> [Short task]
Tally every line of the material that includes "from", then give the tally and nothing else.

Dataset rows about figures
>>>

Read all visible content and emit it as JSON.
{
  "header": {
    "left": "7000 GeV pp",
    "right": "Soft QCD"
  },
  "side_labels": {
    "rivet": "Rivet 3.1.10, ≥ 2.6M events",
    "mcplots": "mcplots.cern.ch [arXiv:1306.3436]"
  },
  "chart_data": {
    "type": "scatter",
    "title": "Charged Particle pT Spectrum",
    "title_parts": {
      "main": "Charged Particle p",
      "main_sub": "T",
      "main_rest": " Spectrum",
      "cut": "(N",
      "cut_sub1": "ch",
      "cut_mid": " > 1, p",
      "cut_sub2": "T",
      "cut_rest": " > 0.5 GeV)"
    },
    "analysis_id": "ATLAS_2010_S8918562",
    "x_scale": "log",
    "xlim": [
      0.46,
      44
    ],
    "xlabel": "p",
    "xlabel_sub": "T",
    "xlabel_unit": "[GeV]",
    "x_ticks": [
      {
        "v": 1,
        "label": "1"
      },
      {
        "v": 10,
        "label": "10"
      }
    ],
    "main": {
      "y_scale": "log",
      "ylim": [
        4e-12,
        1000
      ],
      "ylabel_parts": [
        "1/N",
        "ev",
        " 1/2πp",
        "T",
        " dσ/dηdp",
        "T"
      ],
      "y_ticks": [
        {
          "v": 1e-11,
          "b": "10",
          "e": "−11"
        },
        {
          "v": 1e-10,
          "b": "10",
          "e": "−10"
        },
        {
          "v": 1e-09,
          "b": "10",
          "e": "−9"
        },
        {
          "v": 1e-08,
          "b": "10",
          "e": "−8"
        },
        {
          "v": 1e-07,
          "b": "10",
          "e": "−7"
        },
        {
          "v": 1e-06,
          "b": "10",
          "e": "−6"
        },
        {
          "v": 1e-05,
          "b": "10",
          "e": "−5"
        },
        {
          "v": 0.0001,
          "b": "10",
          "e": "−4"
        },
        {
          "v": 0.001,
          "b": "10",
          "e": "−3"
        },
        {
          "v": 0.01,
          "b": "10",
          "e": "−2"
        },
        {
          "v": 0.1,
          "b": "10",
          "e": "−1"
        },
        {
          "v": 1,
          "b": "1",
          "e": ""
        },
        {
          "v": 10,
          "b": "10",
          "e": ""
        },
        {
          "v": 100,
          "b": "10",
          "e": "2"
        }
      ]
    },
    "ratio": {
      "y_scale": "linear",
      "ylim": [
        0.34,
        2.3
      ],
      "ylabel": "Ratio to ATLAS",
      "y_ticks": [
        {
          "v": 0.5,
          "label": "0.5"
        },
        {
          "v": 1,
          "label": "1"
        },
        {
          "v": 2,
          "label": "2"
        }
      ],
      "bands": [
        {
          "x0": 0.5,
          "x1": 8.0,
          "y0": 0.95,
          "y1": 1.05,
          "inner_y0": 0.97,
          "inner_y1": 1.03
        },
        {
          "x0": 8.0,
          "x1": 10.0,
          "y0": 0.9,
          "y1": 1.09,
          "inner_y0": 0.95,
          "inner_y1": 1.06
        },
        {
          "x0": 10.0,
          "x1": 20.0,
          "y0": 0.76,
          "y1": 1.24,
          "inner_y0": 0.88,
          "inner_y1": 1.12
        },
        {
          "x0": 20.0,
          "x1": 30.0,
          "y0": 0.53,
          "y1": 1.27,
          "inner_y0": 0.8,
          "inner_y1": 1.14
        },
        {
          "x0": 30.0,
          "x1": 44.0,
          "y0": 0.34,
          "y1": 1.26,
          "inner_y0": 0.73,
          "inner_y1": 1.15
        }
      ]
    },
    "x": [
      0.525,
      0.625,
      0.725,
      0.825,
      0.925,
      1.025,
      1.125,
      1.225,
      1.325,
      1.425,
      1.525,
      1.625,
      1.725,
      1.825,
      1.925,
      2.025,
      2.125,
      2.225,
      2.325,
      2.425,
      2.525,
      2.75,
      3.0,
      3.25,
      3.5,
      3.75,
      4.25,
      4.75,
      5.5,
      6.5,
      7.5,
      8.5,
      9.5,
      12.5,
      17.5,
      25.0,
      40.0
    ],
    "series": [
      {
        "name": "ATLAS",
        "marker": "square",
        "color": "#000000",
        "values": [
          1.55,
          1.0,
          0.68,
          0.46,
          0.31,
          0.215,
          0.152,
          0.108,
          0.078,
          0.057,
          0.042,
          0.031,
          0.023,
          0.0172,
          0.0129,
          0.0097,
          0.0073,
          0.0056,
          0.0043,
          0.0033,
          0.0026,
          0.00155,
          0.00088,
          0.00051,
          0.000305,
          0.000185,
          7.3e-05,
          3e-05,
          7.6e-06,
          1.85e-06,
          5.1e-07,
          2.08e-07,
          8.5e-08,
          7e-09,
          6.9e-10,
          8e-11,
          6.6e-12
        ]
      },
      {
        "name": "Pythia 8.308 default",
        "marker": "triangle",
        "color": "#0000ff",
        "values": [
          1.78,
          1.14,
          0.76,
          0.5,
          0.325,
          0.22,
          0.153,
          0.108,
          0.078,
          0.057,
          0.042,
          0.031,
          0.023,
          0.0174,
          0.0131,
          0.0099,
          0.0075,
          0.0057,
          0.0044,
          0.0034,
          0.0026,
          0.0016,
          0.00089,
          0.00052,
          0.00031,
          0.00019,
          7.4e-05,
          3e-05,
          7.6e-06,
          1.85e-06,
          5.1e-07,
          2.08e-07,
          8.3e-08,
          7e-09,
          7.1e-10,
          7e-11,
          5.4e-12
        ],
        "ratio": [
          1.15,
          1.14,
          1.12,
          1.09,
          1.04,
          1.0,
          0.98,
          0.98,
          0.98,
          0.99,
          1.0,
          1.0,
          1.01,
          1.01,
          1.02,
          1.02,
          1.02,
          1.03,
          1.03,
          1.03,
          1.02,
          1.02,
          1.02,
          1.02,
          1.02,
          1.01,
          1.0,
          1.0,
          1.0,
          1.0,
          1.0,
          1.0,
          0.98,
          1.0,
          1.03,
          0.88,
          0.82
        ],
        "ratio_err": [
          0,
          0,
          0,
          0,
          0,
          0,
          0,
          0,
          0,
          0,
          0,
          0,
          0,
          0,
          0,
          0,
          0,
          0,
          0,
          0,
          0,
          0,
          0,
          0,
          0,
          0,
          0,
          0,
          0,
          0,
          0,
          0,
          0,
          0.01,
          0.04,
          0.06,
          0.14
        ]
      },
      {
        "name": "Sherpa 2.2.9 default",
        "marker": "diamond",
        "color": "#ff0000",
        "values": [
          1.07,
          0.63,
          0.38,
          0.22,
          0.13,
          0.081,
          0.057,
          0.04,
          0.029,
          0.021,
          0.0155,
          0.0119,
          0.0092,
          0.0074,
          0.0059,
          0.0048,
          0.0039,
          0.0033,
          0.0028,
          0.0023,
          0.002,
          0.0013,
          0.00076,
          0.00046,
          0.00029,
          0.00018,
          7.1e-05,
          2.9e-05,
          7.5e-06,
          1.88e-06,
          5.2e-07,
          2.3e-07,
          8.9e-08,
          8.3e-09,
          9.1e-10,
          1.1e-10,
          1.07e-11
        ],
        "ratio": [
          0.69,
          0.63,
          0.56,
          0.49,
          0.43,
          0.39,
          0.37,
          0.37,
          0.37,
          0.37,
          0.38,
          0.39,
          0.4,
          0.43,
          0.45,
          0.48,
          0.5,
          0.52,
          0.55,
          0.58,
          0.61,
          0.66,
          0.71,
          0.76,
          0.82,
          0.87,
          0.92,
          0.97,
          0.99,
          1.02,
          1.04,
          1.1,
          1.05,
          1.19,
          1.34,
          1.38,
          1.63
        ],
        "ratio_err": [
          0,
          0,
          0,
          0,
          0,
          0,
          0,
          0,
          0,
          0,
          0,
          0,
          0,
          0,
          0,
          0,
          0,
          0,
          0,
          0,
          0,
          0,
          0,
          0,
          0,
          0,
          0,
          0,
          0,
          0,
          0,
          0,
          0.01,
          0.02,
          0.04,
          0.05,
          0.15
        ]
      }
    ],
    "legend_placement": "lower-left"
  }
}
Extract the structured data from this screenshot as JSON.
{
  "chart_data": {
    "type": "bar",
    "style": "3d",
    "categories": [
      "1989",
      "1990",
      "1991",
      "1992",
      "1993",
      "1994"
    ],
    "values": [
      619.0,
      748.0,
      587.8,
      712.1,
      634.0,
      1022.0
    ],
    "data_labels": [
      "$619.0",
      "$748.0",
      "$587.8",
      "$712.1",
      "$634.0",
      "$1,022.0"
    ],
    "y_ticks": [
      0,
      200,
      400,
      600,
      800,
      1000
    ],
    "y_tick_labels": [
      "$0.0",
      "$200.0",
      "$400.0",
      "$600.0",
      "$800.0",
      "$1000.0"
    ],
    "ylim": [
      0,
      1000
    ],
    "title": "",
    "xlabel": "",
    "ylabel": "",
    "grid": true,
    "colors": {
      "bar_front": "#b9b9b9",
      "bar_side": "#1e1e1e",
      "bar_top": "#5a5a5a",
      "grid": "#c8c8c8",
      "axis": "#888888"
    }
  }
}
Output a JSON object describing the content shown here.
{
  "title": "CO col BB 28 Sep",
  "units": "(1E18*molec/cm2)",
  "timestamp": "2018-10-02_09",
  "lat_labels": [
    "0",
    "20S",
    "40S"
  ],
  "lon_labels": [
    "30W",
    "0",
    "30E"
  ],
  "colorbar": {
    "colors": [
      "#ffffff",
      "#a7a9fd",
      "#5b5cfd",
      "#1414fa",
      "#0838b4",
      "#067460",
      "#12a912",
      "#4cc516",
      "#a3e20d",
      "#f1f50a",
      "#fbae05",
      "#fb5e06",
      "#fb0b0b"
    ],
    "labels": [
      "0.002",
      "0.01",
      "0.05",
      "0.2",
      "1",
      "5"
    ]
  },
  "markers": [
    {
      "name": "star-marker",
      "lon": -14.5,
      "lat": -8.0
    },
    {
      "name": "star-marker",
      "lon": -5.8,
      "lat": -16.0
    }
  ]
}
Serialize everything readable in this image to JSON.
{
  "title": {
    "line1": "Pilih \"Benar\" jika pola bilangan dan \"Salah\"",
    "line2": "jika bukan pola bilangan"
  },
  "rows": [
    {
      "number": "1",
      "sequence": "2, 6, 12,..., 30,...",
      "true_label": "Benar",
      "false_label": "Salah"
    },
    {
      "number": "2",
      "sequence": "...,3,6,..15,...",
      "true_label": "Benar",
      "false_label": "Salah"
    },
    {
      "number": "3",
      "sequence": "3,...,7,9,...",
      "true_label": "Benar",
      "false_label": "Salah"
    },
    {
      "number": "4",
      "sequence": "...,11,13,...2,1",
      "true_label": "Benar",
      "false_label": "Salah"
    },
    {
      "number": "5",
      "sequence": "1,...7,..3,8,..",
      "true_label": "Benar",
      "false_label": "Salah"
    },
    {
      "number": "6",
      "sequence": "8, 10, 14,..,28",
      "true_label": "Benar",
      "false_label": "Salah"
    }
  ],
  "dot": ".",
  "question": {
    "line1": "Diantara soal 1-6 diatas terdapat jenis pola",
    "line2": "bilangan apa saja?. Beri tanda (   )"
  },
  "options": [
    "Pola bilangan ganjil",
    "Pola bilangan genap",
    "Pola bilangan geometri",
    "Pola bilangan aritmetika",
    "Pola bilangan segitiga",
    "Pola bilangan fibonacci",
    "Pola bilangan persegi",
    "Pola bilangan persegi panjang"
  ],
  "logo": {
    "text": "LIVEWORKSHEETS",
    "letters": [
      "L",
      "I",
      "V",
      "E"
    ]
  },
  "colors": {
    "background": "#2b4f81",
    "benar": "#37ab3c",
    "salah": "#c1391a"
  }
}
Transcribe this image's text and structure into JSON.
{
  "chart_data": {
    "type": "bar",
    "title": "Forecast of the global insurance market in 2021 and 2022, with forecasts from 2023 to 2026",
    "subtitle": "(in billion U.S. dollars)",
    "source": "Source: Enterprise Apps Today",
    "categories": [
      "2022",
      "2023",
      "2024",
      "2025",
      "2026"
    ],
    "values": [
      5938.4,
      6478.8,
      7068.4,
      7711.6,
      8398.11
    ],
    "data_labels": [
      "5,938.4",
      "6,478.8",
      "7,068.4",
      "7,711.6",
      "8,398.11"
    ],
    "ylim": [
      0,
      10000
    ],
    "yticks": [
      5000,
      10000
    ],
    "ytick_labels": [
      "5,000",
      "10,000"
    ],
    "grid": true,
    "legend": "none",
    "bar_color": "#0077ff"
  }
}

<<<

> [Result for this task]
2